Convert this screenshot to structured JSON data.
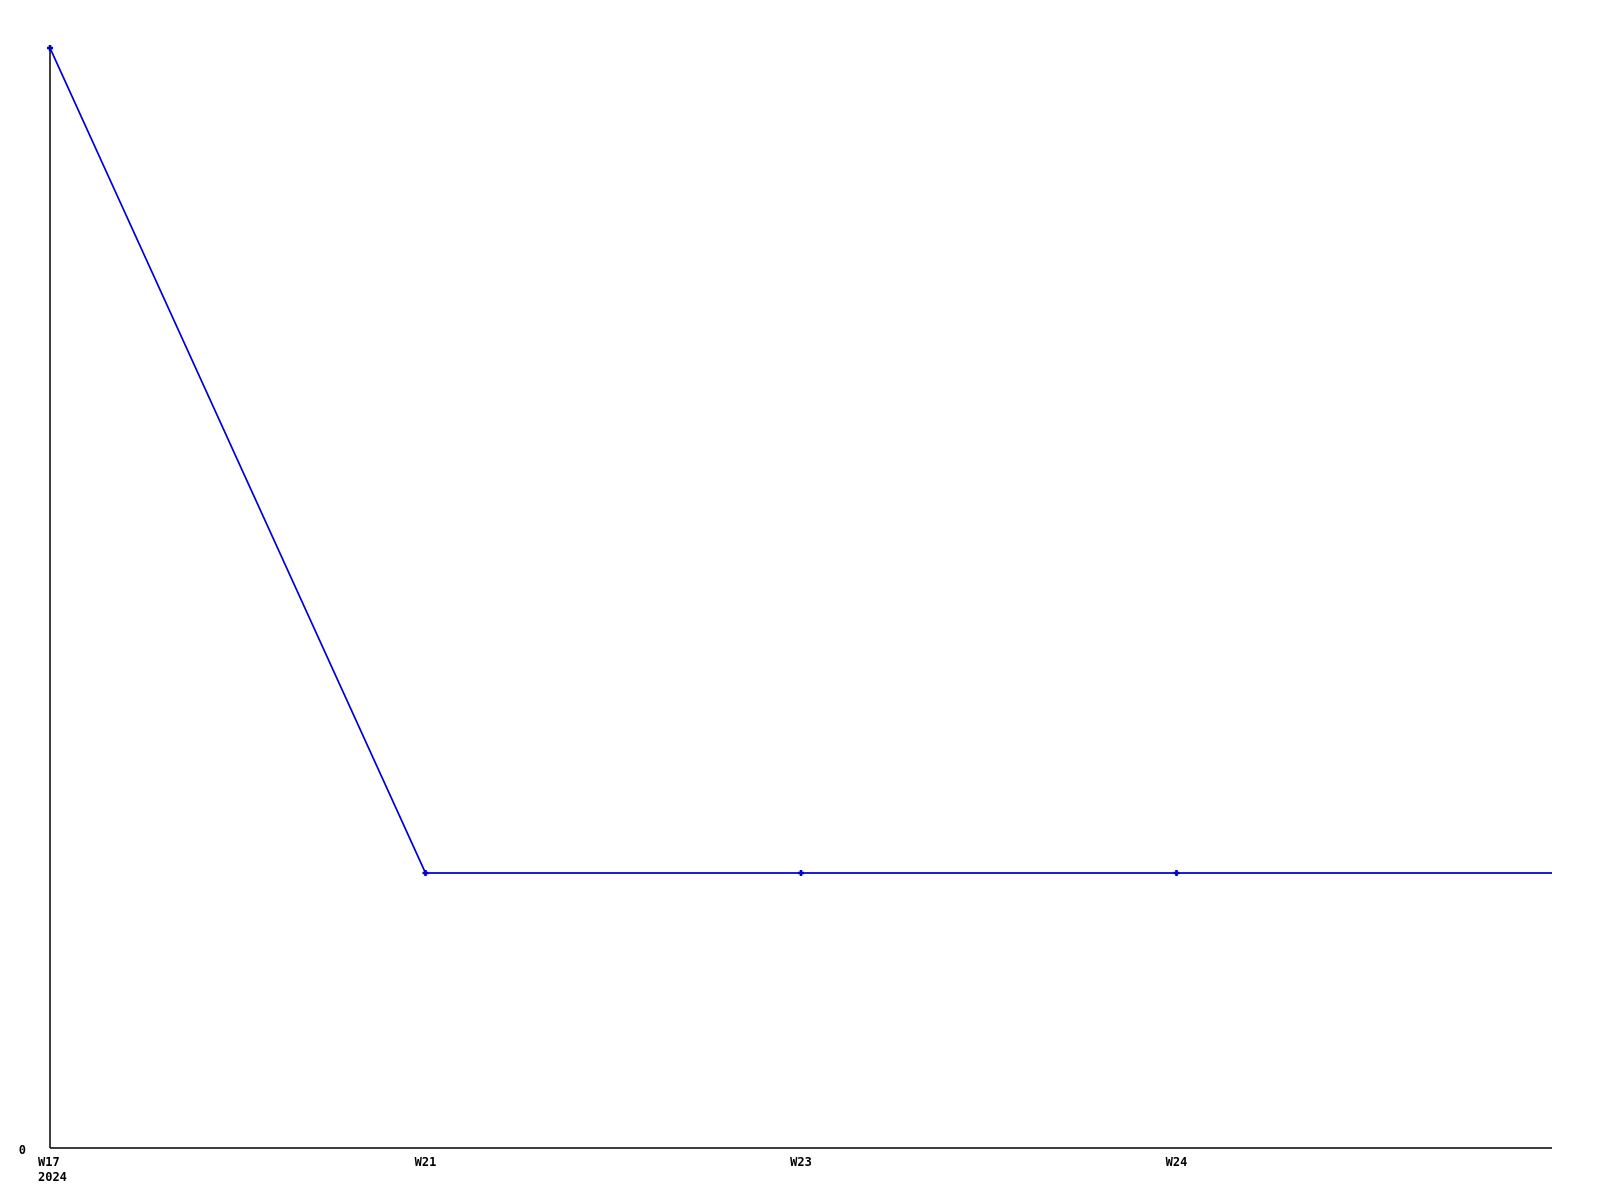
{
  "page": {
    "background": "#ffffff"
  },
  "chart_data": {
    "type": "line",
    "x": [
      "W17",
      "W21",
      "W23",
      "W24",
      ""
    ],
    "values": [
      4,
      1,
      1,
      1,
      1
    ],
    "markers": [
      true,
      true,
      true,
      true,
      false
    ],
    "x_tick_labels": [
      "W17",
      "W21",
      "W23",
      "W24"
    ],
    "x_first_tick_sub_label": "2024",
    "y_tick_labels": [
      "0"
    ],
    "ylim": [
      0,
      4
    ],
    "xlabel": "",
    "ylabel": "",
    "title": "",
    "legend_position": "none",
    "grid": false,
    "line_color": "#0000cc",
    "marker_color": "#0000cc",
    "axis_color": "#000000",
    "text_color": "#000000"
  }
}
● ● ● ● ● ● ●
Directions for this task:
Every record above should be transcribed exactly; the pictures stay out of the copy.

Right answer:
Convert this screenshot to structured JSON data.
{
  "page": {
    "background": "#ffffff"
  },
  "chart_data": {
    "type": "line",
    "x": [
      "W17",
      "W21",
      "W23",
      "W24",
      ""
    ],
    "values": [
      4,
      1,
      1,
      1,
      1
    ],
    "markers": [
      true,
      true,
      true,
      true,
      false
    ],
    "x_tick_labels": [
      "W17",
      "W21",
      "W23",
      "W24"
    ],
    "x_first_tick_sub_label": "2024",
    "y_tick_labels": [
      "0"
    ],
    "ylim": [
      0,
      4
    ],
    "xlabel": "",
    "ylabel": "",
    "title": "",
    "legend_position": "none",
    "grid": false,
    "line_color": "#0000cc",
    "marker_color": "#0000cc",
    "axis_color": "#000000",
    "text_color": "#000000"
  }
}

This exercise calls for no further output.